Required task – Work out how many lines have "document" in them. Give only that number.

━━━━━ Data extract

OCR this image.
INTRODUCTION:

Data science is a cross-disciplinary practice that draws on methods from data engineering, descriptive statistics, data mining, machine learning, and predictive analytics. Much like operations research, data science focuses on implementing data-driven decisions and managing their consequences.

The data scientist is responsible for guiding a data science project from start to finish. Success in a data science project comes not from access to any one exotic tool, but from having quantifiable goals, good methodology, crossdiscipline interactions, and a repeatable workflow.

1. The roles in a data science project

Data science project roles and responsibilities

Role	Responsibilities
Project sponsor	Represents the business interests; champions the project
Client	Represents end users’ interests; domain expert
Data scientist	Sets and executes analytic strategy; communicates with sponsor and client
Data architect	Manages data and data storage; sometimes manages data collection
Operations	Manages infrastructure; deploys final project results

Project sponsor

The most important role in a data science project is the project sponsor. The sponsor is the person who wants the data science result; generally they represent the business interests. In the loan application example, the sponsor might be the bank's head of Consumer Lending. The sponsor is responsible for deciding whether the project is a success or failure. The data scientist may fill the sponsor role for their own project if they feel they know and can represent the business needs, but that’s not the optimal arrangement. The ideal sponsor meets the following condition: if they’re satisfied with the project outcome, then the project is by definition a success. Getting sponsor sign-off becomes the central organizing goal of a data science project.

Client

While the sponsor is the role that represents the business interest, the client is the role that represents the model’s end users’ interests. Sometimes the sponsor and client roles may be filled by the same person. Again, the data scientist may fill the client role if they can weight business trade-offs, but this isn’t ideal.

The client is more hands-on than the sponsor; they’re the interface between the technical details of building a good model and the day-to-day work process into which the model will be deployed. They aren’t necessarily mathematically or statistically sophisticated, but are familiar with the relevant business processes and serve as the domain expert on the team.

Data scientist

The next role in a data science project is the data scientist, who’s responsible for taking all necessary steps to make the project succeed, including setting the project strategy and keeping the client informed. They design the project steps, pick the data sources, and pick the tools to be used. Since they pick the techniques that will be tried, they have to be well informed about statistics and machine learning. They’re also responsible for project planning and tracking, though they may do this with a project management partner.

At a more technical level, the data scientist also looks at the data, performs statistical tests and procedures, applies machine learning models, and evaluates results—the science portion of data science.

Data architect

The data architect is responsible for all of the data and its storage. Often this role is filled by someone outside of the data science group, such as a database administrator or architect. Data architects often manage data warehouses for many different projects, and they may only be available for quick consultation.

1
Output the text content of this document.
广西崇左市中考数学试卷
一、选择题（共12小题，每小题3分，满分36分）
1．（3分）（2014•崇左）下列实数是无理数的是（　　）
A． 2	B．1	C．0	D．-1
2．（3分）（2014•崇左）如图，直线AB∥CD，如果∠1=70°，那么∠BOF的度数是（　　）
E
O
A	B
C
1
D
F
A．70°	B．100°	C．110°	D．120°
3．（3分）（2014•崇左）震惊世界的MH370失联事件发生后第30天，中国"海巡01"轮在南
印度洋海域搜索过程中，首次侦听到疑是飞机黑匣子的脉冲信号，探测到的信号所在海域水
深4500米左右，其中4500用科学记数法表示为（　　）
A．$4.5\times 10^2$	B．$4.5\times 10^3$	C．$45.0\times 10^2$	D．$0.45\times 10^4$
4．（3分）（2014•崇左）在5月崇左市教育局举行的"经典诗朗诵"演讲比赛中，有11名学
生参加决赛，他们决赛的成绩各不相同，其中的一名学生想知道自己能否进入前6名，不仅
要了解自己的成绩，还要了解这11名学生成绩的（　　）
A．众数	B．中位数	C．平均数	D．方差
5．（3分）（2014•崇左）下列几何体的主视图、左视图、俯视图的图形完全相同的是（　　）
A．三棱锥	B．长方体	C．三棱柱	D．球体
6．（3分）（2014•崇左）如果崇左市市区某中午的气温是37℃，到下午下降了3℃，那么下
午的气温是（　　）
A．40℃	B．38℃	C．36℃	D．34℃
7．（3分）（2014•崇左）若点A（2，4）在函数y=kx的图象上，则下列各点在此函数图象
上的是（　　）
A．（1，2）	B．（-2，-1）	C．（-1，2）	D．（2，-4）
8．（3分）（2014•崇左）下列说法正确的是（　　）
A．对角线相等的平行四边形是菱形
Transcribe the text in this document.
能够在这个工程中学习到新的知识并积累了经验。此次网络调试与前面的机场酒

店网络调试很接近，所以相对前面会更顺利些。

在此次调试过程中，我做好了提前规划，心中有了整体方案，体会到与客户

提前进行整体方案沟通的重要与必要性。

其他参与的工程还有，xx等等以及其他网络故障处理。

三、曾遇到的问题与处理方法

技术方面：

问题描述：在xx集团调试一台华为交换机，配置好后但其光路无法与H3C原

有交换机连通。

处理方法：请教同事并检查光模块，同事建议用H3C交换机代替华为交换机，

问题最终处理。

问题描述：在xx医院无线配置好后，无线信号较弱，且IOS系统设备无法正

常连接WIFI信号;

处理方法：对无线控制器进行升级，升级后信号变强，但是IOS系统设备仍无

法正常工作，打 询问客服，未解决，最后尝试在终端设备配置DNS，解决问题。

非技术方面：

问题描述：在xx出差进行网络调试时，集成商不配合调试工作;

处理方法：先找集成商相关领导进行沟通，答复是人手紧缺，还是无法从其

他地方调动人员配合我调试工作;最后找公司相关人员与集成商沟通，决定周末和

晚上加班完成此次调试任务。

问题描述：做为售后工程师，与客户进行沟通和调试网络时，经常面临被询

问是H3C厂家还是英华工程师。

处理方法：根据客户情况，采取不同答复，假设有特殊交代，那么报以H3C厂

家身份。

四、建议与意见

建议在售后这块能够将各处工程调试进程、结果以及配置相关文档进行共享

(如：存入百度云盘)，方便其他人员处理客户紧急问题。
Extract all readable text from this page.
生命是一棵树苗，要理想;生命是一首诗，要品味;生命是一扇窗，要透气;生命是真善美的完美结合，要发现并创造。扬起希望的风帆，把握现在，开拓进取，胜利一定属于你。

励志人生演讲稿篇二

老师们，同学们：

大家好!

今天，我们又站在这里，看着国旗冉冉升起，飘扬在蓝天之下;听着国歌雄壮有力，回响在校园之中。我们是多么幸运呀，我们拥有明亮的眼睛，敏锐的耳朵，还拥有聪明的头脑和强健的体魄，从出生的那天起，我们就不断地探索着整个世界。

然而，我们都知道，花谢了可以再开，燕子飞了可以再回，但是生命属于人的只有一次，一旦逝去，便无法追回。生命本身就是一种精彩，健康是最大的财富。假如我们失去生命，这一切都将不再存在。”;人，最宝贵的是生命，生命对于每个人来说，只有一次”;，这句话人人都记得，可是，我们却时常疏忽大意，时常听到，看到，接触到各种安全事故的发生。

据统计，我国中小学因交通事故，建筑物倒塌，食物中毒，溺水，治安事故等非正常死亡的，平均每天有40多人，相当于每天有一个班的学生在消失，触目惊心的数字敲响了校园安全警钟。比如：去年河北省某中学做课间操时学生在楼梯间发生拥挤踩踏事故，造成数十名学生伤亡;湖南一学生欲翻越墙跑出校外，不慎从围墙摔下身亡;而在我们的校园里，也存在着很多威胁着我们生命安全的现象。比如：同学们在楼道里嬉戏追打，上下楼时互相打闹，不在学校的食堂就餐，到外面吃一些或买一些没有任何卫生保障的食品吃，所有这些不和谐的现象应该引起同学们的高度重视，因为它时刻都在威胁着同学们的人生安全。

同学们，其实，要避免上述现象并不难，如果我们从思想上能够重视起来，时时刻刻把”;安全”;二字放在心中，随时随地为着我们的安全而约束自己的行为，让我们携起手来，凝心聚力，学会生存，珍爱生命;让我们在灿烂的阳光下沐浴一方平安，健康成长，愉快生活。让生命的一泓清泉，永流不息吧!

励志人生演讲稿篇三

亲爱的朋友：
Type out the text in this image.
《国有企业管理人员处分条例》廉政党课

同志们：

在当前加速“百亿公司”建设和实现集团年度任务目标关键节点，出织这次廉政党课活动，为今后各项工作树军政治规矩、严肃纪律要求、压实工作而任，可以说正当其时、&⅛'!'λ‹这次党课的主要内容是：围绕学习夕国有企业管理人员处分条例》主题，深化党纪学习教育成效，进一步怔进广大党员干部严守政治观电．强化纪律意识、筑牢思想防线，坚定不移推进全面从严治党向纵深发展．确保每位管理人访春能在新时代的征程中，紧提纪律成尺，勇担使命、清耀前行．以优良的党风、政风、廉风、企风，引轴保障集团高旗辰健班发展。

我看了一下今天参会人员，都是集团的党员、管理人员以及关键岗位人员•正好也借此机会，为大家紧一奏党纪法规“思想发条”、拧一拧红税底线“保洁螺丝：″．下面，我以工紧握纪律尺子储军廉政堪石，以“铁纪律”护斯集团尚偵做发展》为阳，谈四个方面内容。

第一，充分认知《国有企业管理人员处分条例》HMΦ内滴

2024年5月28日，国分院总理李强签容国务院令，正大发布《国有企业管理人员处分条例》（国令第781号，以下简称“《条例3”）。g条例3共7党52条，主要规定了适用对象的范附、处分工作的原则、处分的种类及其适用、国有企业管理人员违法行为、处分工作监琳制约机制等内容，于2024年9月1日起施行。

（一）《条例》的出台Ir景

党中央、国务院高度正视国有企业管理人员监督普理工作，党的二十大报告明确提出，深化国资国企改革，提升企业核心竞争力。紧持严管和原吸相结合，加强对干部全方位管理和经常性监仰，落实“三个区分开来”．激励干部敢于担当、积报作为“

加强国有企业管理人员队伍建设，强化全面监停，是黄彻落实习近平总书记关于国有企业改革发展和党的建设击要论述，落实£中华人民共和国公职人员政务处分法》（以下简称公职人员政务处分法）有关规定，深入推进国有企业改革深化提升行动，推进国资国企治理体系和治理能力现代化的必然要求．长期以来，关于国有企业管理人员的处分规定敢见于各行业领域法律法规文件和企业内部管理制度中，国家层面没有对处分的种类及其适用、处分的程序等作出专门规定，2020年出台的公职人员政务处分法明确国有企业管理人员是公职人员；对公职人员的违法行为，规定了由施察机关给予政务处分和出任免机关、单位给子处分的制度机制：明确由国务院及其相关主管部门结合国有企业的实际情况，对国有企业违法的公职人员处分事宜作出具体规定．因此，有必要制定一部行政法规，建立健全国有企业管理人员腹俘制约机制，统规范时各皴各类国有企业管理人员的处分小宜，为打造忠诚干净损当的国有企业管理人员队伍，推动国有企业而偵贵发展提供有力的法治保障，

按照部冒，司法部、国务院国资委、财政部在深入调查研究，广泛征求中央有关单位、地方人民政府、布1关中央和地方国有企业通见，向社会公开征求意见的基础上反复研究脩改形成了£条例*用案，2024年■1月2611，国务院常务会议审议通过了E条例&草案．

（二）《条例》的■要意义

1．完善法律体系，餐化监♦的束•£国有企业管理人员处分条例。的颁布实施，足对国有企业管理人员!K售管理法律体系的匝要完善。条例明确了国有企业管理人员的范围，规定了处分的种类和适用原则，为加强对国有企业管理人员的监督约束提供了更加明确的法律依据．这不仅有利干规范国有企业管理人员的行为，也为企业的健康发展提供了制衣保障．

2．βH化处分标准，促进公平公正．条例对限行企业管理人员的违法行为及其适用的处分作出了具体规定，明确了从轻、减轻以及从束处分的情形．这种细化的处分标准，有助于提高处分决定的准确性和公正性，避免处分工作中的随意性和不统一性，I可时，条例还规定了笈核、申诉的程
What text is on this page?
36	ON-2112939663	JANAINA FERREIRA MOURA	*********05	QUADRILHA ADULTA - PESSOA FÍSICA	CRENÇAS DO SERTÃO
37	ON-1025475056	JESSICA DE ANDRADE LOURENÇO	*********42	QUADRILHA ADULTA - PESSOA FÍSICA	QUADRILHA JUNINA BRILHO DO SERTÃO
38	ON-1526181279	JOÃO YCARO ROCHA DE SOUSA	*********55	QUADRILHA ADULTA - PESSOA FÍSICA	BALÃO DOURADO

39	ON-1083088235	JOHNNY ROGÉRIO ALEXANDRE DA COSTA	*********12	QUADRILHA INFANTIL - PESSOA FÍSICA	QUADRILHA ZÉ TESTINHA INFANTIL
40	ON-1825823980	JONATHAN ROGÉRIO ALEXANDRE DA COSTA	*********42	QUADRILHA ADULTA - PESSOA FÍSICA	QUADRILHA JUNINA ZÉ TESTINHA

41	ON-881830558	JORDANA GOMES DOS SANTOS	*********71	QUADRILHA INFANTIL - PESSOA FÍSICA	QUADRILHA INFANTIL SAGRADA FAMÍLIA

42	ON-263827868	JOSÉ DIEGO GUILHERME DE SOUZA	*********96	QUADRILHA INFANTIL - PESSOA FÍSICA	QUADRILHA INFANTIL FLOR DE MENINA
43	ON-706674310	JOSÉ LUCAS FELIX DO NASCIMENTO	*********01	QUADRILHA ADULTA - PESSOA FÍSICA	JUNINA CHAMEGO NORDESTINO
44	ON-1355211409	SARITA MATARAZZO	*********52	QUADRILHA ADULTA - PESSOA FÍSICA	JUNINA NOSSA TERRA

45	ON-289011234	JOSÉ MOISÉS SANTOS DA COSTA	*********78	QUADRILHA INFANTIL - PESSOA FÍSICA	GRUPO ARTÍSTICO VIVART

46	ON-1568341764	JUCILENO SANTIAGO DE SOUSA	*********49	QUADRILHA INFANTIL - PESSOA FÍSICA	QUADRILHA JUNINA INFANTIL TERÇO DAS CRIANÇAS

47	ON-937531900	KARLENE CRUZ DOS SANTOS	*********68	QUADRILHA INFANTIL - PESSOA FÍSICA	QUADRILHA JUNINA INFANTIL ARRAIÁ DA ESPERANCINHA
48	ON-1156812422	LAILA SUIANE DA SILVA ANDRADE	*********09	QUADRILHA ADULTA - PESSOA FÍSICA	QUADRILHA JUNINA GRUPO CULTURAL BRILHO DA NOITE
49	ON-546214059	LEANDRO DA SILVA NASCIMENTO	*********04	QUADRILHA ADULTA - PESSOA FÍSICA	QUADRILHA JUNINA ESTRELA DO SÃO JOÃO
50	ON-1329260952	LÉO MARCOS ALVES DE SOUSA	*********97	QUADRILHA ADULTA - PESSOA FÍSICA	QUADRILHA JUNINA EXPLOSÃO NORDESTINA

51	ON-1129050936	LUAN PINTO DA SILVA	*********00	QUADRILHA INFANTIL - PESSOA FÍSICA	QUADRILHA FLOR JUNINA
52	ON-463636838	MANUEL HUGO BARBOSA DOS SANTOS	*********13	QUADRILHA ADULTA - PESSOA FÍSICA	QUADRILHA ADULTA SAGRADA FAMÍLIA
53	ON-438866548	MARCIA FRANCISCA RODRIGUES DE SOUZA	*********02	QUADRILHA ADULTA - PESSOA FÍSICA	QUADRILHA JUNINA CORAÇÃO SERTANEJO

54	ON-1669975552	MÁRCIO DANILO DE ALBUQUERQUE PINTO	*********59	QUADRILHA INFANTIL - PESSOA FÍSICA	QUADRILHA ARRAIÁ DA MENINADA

━━━━━━━━━━

Expected answer – 2